▸ Task to carry out
Tally each line where the word "Blast" occurs, then give only the total.

[BEGIN Data supplied]

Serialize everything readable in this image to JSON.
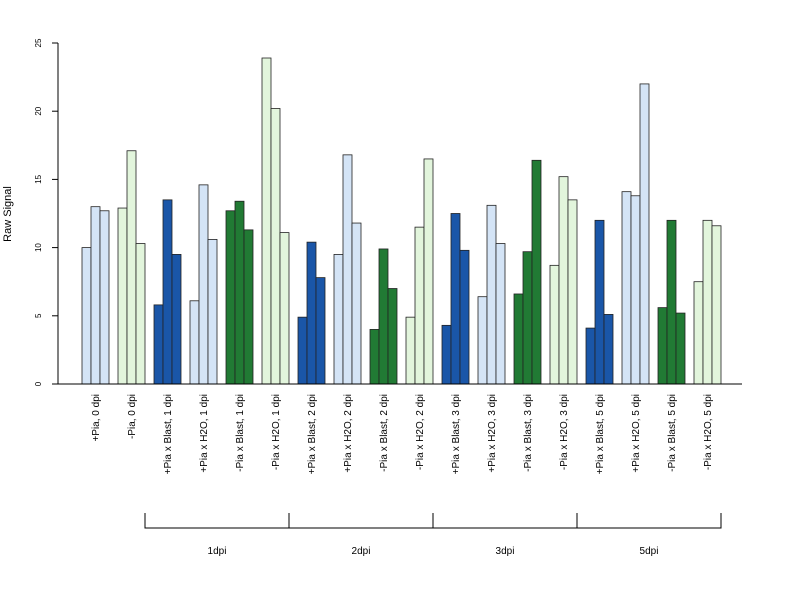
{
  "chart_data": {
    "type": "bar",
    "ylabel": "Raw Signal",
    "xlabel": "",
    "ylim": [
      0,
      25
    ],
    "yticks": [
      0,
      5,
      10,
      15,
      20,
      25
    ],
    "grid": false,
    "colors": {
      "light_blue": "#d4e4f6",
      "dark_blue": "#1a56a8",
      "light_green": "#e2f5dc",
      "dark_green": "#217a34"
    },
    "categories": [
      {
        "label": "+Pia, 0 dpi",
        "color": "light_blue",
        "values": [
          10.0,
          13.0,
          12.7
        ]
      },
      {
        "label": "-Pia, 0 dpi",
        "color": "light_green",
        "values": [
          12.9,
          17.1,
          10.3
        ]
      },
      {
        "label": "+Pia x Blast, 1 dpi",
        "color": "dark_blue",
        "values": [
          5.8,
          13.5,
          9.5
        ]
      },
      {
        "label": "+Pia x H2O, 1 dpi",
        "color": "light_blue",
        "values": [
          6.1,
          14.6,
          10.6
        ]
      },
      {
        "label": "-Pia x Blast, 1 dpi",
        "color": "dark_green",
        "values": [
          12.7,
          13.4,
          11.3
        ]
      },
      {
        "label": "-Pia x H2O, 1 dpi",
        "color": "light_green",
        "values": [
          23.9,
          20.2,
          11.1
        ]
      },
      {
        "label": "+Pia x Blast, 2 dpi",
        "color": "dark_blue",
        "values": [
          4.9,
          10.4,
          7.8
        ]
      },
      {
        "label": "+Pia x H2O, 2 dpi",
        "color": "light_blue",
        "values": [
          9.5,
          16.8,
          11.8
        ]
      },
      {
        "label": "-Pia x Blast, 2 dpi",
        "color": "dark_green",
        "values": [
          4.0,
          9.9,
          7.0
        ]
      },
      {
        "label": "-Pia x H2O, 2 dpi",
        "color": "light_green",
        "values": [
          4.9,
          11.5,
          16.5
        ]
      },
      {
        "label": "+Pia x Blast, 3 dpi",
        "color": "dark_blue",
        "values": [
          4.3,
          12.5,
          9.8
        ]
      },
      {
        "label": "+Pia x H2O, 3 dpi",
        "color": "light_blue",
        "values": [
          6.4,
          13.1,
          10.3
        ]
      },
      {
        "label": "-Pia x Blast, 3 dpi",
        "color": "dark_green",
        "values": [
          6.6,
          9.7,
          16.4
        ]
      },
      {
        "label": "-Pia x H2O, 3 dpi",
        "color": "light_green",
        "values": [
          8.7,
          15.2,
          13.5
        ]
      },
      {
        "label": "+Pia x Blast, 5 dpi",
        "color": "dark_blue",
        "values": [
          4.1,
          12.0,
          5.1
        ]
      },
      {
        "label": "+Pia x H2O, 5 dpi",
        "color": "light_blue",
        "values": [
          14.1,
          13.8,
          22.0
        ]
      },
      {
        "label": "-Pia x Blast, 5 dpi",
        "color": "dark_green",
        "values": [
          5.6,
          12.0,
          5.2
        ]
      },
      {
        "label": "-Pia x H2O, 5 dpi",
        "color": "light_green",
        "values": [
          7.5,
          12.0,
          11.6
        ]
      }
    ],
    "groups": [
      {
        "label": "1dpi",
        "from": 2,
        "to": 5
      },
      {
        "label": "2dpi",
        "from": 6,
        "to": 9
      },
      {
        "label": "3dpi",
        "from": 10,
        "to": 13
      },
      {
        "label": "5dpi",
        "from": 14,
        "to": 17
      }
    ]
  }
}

[END Data supplied]

▸ Answer to the problem
8